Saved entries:
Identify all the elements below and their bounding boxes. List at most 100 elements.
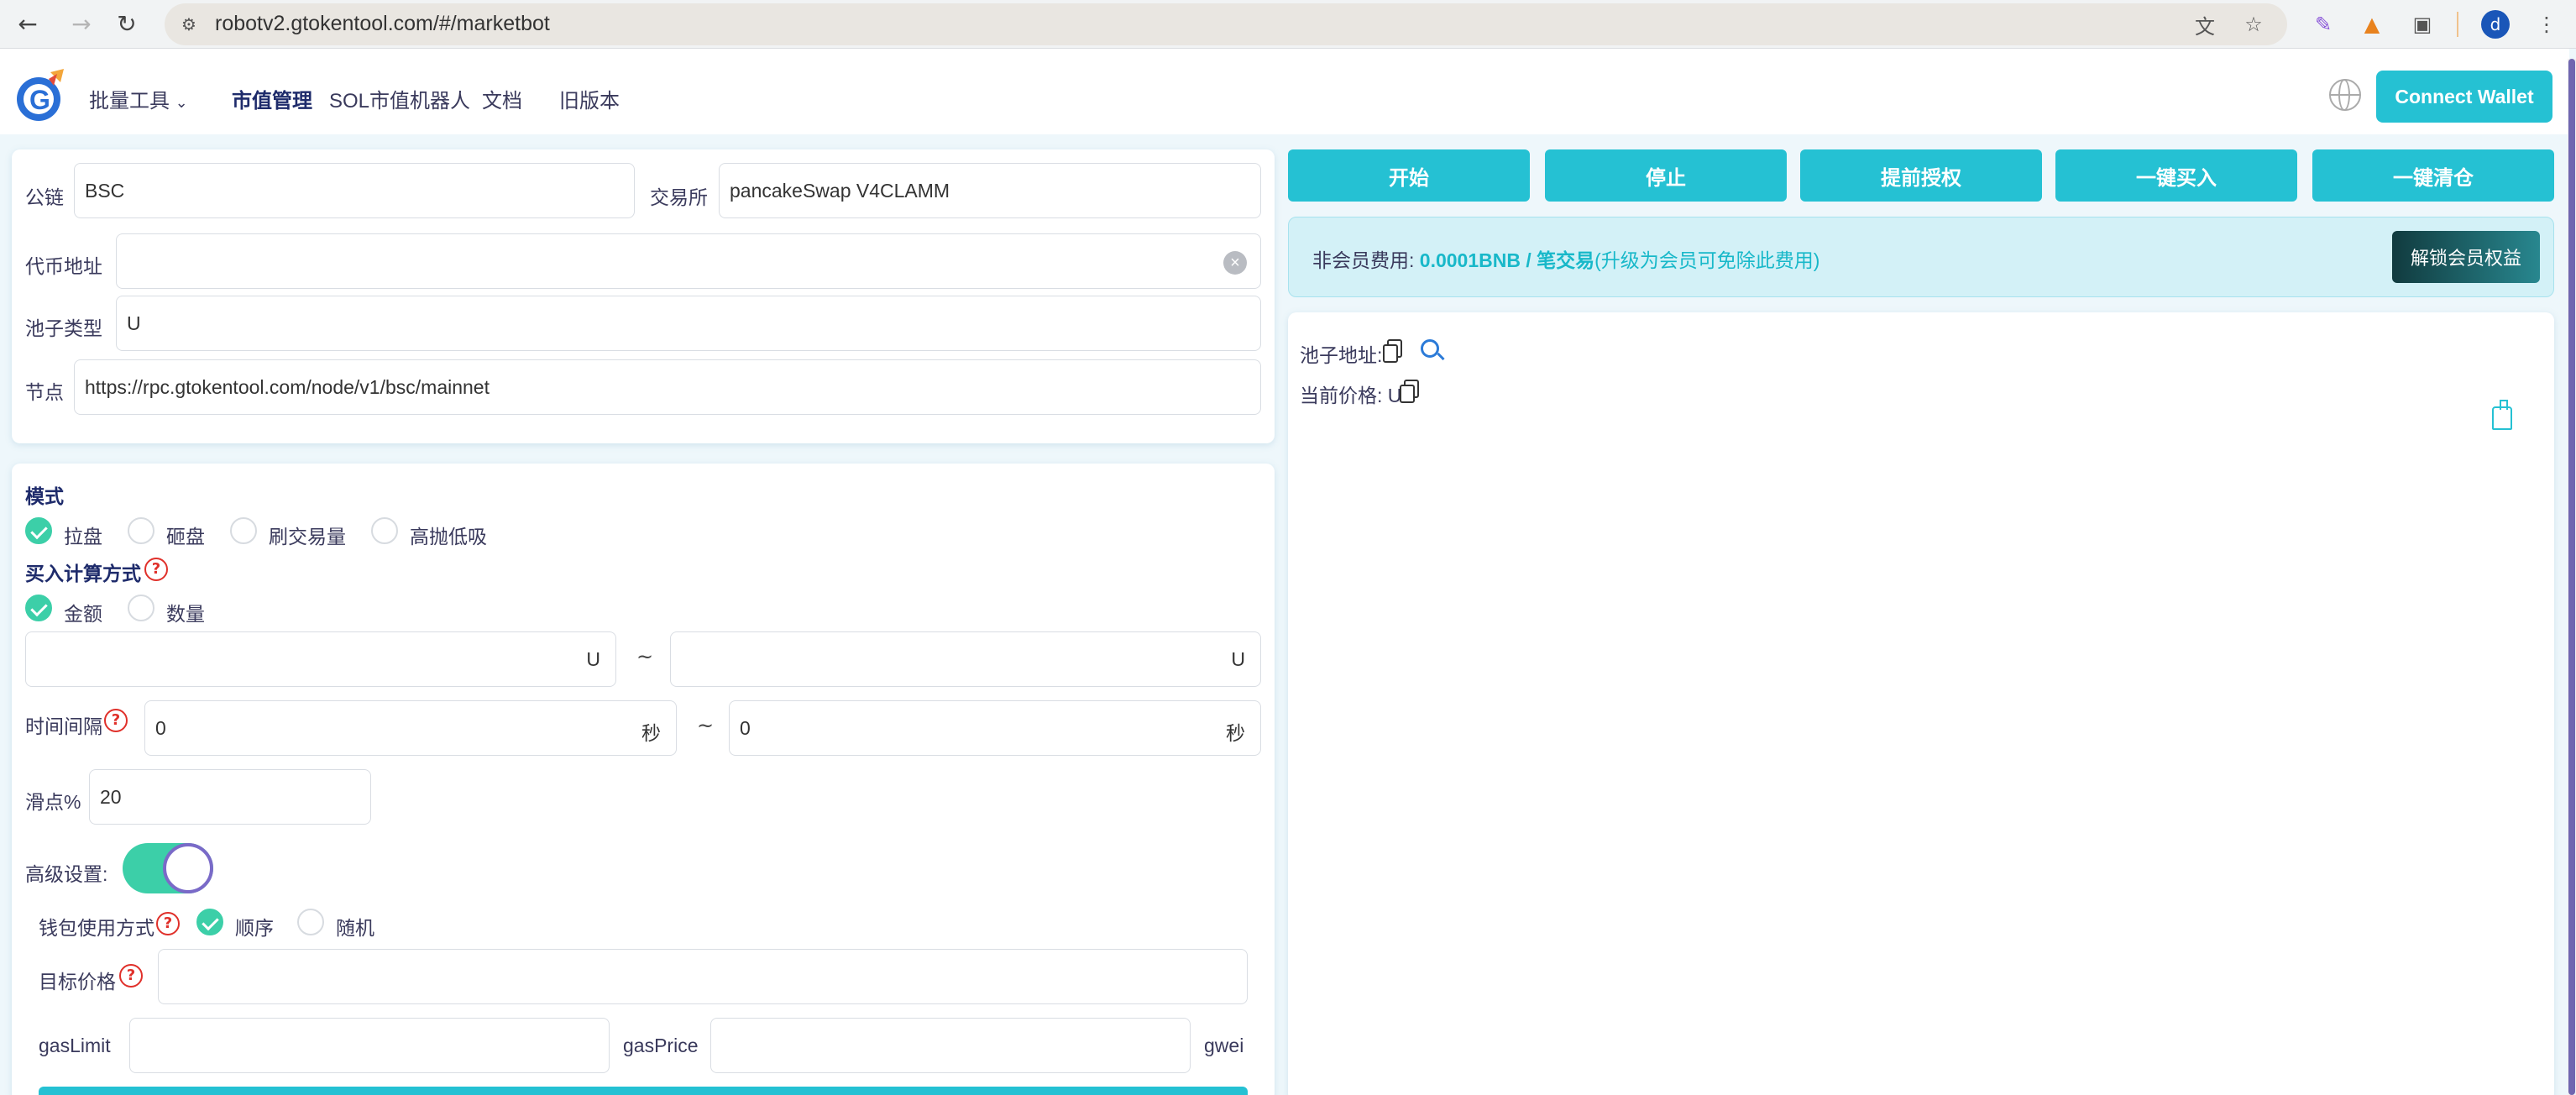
gas-limit-input[interactable] (129, 1018, 610, 1073)
advanced-toggle[interactable] (123, 843, 213, 893)
target-price-input[interactable] (158, 949, 1248, 1004)
target-price-help-icon[interactable]: ? (119, 964, 143, 988)
page-scrollbar[interactable] (2568, 59, 2576, 1095)
mode-title: 模式 (25, 485, 64, 507)
wallet-mode-help-icon[interactable]: ? (156, 912, 180, 935)
extensions-puzzle-icon[interactable]: ▣ (2408, 10, 2437, 39)
buy-by-quantity-checkbox[interactable] (128, 595, 154, 621)
search-pool-icon[interactable] (1421, 339, 1439, 358)
buy-max-input[interactable]: U (670, 631, 1261, 687)
pre-approve-button[interactable]: 提前授权 (1800, 149, 2042, 202)
buy-by-amount-checkbox[interactable] (25, 595, 52, 621)
profile-avatar[interactable]: d (2481, 10, 2510, 39)
nav-sol-bot[interactable]: SOL市值机器人 (329, 84, 470, 113)
current-price-label: 当前价格: U (1300, 385, 1402, 406)
language-globe-icon[interactable] (2329, 79, 2361, 111)
copy-pool-address-icon[interactable] (1383, 339, 1402, 363)
back-arrow-icon[interactable]: ← (10, 7, 45, 42)
mode-volume-checkbox[interactable] (230, 517, 257, 544)
gas-price-input[interactable] (710, 1018, 1191, 1073)
reload-icon[interactable]: ↻ (109, 7, 144, 42)
buy-range-separator: ~ (636, 645, 654, 668)
mode-swing-label[interactable]: 高抛低吸 (410, 521, 487, 549)
chain-value: BSC (85, 179, 125, 202)
interval-help-icon[interactable]: ? (104, 709, 128, 732)
clear-log-icon[interactable] (2492, 400, 2512, 430)
slippage-input[interactable]: 20 (89, 769, 371, 825)
chain-select[interactable]: BSC (74, 163, 635, 218)
wallet-sequential-checkbox[interactable] (196, 909, 223, 935)
interval-max-value: 0 (740, 716, 751, 739)
gas-limit-label: gasLimit (39, 1035, 111, 1056)
info-panel (1288, 312, 2554, 1095)
nav-market-cap-management[interactable]: 市值管理 (232, 84, 312, 113)
bookmark-star-icon[interactable]: ☆ (2240, 11, 2267, 38)
mode-dump-checkbox[interactable] (128, 517, 154, 544)
copy-price-icon[interactable] (1400, 380, 1419, 403)
mode-dump-label[interactable]: 砸盘 (166, 521, 205, 549)
nav-old-version[interactable]: 旧版本 (559, 84, 620, 113)
fee-text: 非会员费用: 0.0001BNB / 笔交易(升级为会员可免除此费用) (1312, 244, 1819, 273)
mode-pump-label[interactable]: 拉盘 (64, 521, 102, 549)
fee-notice: 非会员费用: 0.0001BNB / 笔交易(升级为会员可免除此费用) 解锁会员… (1288, 217, 2554, 297)
exchange-select[interactable]: pancakeSwap V4CLAMM (719, 163, 1261, 218)
chevron-down-icon: ⌄ (175, 94, 188, 111)
mode-swing-checkbox[interactable] (371, 517, 398, 544)
svg-text:G: G (29, 85, 50, 115)
site-settings-icon[interactable]: ⚙ (176, 12, 202, 37)
advanced-label: 高级设置: (25, 863, 108, 885)
url-text[interactable]: robotv2.gtokentool.com/#/marketbot (215, 12, 550, 36)
node-label: 节点 (25, 381, 64, 403)
translate-icon[interactable]: 文 (2191, 11, 2218, 39)
forward-arrow-icon[interactable]: → (64, 7, 99, 42)
fee-amount: 0.0001BNB / 笔交易 (1419, 249, 1595, 271)
slippage-label: 滑点% (25, 791, 81, 813)
interval-min-value: 0 (155, 716, 166, 739)
start-button[interactable]: 开始 (1288, 149, 1530, 202)
gtokentool-logo[interactable]: G (12, 67, 69, 124)
one-click-buy-button[interactable]: 一键买入 (2055, 149, 2297, 202)
interval-max-input[interactable]: 0 秒 (729, 700, 1261, 756)
buy-min-input[interactable]: U (25, 631, 616, 687)
interval-range-separator: ~ (697, 714, 715, 737)
pen-extension-icon[interactable]: ✎ (2309, 10, 2338, 39)
pool-type-select[interactable]: U (116, 296, 1261, 351)
slippage-value: 20 (100, 785, 122, 808)
wallet-mode-label: 钱包使用方式 (39, 917, 154, 939)
mode-volume-label[interactable]: 刷交易量 (269, 521, 346, 549)
submit-button-partial[interactable] (39, 1087, 1248, 1095)
toolbar-divider (2457, 12, 2458, 37)
nav-docs[interactable]: 文档 (482, 84, 522, 113)
fee-label: 非会员费用: (1312, 249, 1415, 271)
interval-min-unit: 秒 (641, 722, 661, 744)
token-address-input[interactable]: × (116, 233, 1261, 289)
nav-batch-tools[interactable]: 批量工具 ⌄ (89, 84, 188, 113)
more-menu-icon[interactable]: ⋮ (2532, 10, 2561, 39)
metamask-fox-icon[interactable]: ▲ (2358, 10, 2386, 39)
buy-by-amount-label[interactable]: 金额 (64, 598, 102, 626)
chain-label: 公链 (25, 186, 64, 208)
gas-unit-label: gwei (1204, 1035, 1244, 1056)
scrollbar-thumb[interactable] (2568, 59, 2575, 1095)
toggle-knob (163, 843, 213, 893)
wallet-sequential-label[interactable]: 顺序 (235, 912, 274, 940)
pool-type-label: 池子类型 (25, 317, 102, 339)
interval-label: 时间间隔 (25, 715, 102, 737)
wallet-random-checkbox[interactable] (297, 909, 324, 935)
buy-calc-help-icon[interactable]: ? (144, 558, 168, 581)
node-input[interactable]: https://rpc.gtokentool.com/node/v1/bsc/m… (74, 359, 1261, 415)
interval-min-input[interactable]: 0 秒 (144, 700, 677, 756)
buy-calc-title: 买入计算方式 (25, 563, 141, 584)
wallet-random-label[interactable]: 随机 (336, 912, 374, 940)
unlock-membership-button[interactable]: 解锁会员权益 (2392, 231, 2540, 283)
exchange-label: 交易所 (650, 186, 708, 208)
mode-pump-checkbox[interactable] (25, 517, 52, 544)
buy-by-quantity-label[interactable]: 数量 (166, 598, 205, 626)
node-value: https://rpc.gtokentool.com/node/v1/bsc/m… (85, 375, 490, 398)
connect-wallet-button[interactable]: Connect Wallet (2376, 71, 2552, 123)
stop-button[interactable]: 停止 (1545, 149, 1787, 202)
target-price-label: 目标价格 (39, 971, 116, 993)
clear-icon[interactable]: × (1223, 251, 1247, 275)
address-bar[interactable]: ⚙ robotv2.gtokentool.com/#/marketbot 文 ☆ (165, 3, 2287, 45)
one-click-sell-all-button[interactable]: 一键清仓 (2312, 149, 2554, 202)
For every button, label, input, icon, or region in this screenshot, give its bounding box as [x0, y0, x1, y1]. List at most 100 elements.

Short exercise -
Put every line of the items above into a JSON list of strings, one string for each line, leaving out blank lines and any pictures.

Reply -
[
  "Identify all the elements below and their bounding boxes. List at most 100 elements.",
  "gas-limit-input[interactable] (129, 1018, 610, 1073)",
  "advanced-toggle[interactable] (123, 843, 213, 893)",
  "target-price-input[interactable] (158, 949, 1248, 1004)",
  "target-price-help-icon[interactable]: ? (119, 964, 143, 988)",
  "page-scrollbar[interactable] (2568, 59, 2576, 1095)",
  "mode-title: 模式 (25, 485, 64, 507)",
  "wallet-mode-help-icon[interactable]: ? (156, 912, 180, 935)",
  "extensions-puzzle-icon[interactable]: ▣ (2408, 10, 2437, 39)",
  "buy-by-quantity-checkbox[interactable] (128, 595, 154, 621)",
  "search-pool-icon[interactable] (1421, 339, 1439, 358)",
  "buy-max-input[interactable]: U (670, 631, 1261, 687)",
  "pre-approve-button[interactable]: 提前授权 (1800, 149, 2042, 202)",
  "buy-by-amount-checkbox[interactable] (25, 595, 52, 621)",
  "profile-avatar[interactable]: d (2481, 10, 2510, 39)",
  "nav-sol-bot[interactable]: SOL市值机器人 (329, 84, 470, 113)",
  "current-price-label: 当前价格: U (1300, 385, 1402, 406)",
  "language-globe-icon[interactable] (2329, 79, 2361, 111)",
  "copy-pool-address-icon[interactable] (1383, 339, 1402, 363)",
  "back-arrow-icon[interactable]: ← (10, 7, 45, 42)",
  "mode-volume-checkbox[interactable] (230, 517, 257, 544)",
  "gas-price-input[interactable] (710, 1018, 1191, 1073)",
  "reload-icon[interactable]: ↻ (109, 7, 144, 42)",
  "buy-range-separator: ~ (636, 645, 654, 668)",
  "mode-swing-label[interactable]: 高抛低吸 (410, 521, 487, 549)",
  "chain-value: BSC (85, 179, 125, 202)",
  "interval-help-icon[interactable]: ? (104, 709, 128, 732)",
  "clear-log-icon[interactable] (2492, 400, 2512, 430)",
  "slippage-input[interactable]: 20 (89, 769, 371, 825)",
  "chain-select[interactable]: BSC (74, 163, 635, 218)",
  "wallet-sequential-checkbox[interactable] (196, 909, 223, 935)",
  "interval-max-value: 0 (740, 716, 751, 739)",
  "gas-limit-label: gasLimit (39, 1035, 111, 1056)",
  "info-panel (1288, 312, 2554, 1095)",
  "nav-market-cap-management[interactable]: 市值管理 (232, 84, 312, 113)",
  "bookmark-star-icon[interactable]: ☆ (2240, 11, 2267, 38)",
  "mode-dump-checkbox[interactable] (128, 517, 154, 544)",
  "copy-price-icon[interactable] (1400, 380, 1419, 403)",
  "mode-dump-label[interactable]: 砸盘 (166, 521, 205, 549)",
  "nav-old-version[interactable]: 旧版本 (559, 84, 620, 113)",
  "fee-text: 非会员费用: 0.0001BNB / 笔交易(升级为会员可免除此费用) (1312, 244, 1819, 273)",
  "mode-pump-label[interactable]: 拉盘 (64, 521, 102, 549)",
  "fee-notice: 非会员费用: 0.0001BNB / 笔交易(升级为会员可免除此费用) 解锁会员… (1288, 217, 2554, 297)",
  "exchange-select[interactable]: pancakeSwap V4CLAMM (719, 163, 1261, 218)",
  "chevron-down-icon: ⌄ (175, 94, 188, 111)",
  "mode-swing-checkbox[interactable] (371, 517, 398, 544)",
  "svg-text:G: G (29, 85, 50, 115)",
  "site-settings-icon[interactable]: ⚙ (176, 12, 202, 37)",
  "advanced-label: 高级设置: (25, 863, 108, 885)",
  "url-text[interactable]: robotv2.gtokentool.com/#/marketbot (215, 12, 550, 36)",
  "node-label: 节点 (25, 381, 64, 403)",
  "translate-icon[interactable]: 文 (2191, 11, 2218, 39)",
  "forward-arrow-icon[interactable]: → (64, 7, 99, 42)",
  "fee-amount: 0.0001BNB / 笔交易 (1419, 249, 1595, 271)",
  "slippage-label: 滑点% (25, 791, 81, 813)",
  "interval-min-value: 0 (155, 716, 166, 739)",
  "start-button[interactable]: 开始 (1288, 149, 1530, 202)",
  "gtokentool-logo[interactable]: G (12, 67, 69, 124)",
  "one-click-buy-button[interactable]: 一键买入 (2055, 149, 2297, 202)",
  "interval-max-input[interactable]: 0 秒 (729, 700, 1261, 756)",
  "buy-min-input[interactable]: U (25, 631, 616, 687)",
  "interval-range-separator: ~ (697, 714, 715, 737)",
  "pen-extension-icon[interactable]: ✎ (2309, 10, 2338, 39)",
  "pool-type-select[interactable]: U (116, 296, 1261, 351)",
  "slippage-value: 20 (100, 785, 122, 808)",
  "wallet-mode-label: 钱包使用方式 (39, 917, 154, 939)",
  "mode-volume-label[interactable]: 刷交易量 (269, 521, 346, 549)",
  "submit-button-partial[interactable] (39, 1087, 1248, 1095)",
  "toolbar-divider (2457, 12, 2458, 37)",
  "nav-docs[interactable]: 文档 (482, 84, 522, 113)",
  "fee-label: 非会员费用: (1312, 249, 1415, 271)",
  "interval-min-unit: 秒 (641, 722, 661, 744)",
  "token-address-input[interactable]: × (116, 233, 1261, 289)",
  "nav-batch-tools[interactable]: 批量工具 ⌄ (89, 84, 188, 113)",
  "more-menu-icon[interactable]: ⋮ (2532, 10, 2561, 39)",
  "metamask-fox-icon[interactable]: ▲ (2358, 10, 2386, 39)",
  "buy-by-amount-label[interactable]: 金额 (64, 598, 102, 626)",
  "chain-label: 公链 (25, 186, 64, 208)",
  "gas-unit-label: gwei (1204, 1035, 1244, 1056)",
  "scrollbar-thumb[interactable] (2568, 59, 2575, 1095)",
  "toggle-knob (163, 843, 213, 893)",
  "wallet-sequential-label[interactable]: 顺序 (235, 912, 274, 940)",
  "pool-type-label: 池子类型 (25, 317, 102, 339)",
  "interval-label: 时间间隔 (25, 715, 102, 737)",
  "wallet-random-checkbox[interactable] (297, 909, 324, 935)",
  "buy-calc-help-icon[interactable]: ? (144, 558, 168, 581)",
  "node-input[interactable]: https://rpc.gtokentool.com/node/v1/bsc/m… (74, 359, 1261, 415)",
  "interval-min-input[interactable]: 0 秒 (144, 700, 677, 756)",
  "buy-calc-title: 买入计算方式 (25, 563, 141, 584)",
  "wallet-random-label[interactable]: 随机 (336, 912, 374, 940)",
  "unlock-membership-button[interactable]: 解锁会员权益 (2392, 231, 2540, 283)",
  "exchange-label: 交易所 (650, 186, 708, 208)",
  "mode-pump-checkbox[interactable] (25, 517, 52, 544)",
  "buy-by-quantity-label[interactable]: 数量 (166, 598, 205, 626)",
  "node-value: https://rpc.gtokentool.com/node/v1/bsc/m… (85, 375, 490, 398)",
  "connect-wallet-button[interactable]: Connect Wallet (2376, 71, 2552, 123)",
  "stop-button[interactable]: 停止 (1545, 149, 1787, 202)",
  "target-price-label: 目标价格 (39, 971, 116, 993)",
  "clear-icon[interactable]: × (1223, 251, 1247, 275)",
  "address-bar[interactable]: ⚙ robotv2.gtokentool.com/#/marketbot 文 ☆ (165, 3, 2287, 45)",
  "one-click-sell-all-button[interactable]: 一键清仓 (2312, 149, 2554, 202)",
  "For every button, label, input, icon, or region in this screenshot, give its bounding box as [x0, y0, x1, y1]. List at most 100 elements."
]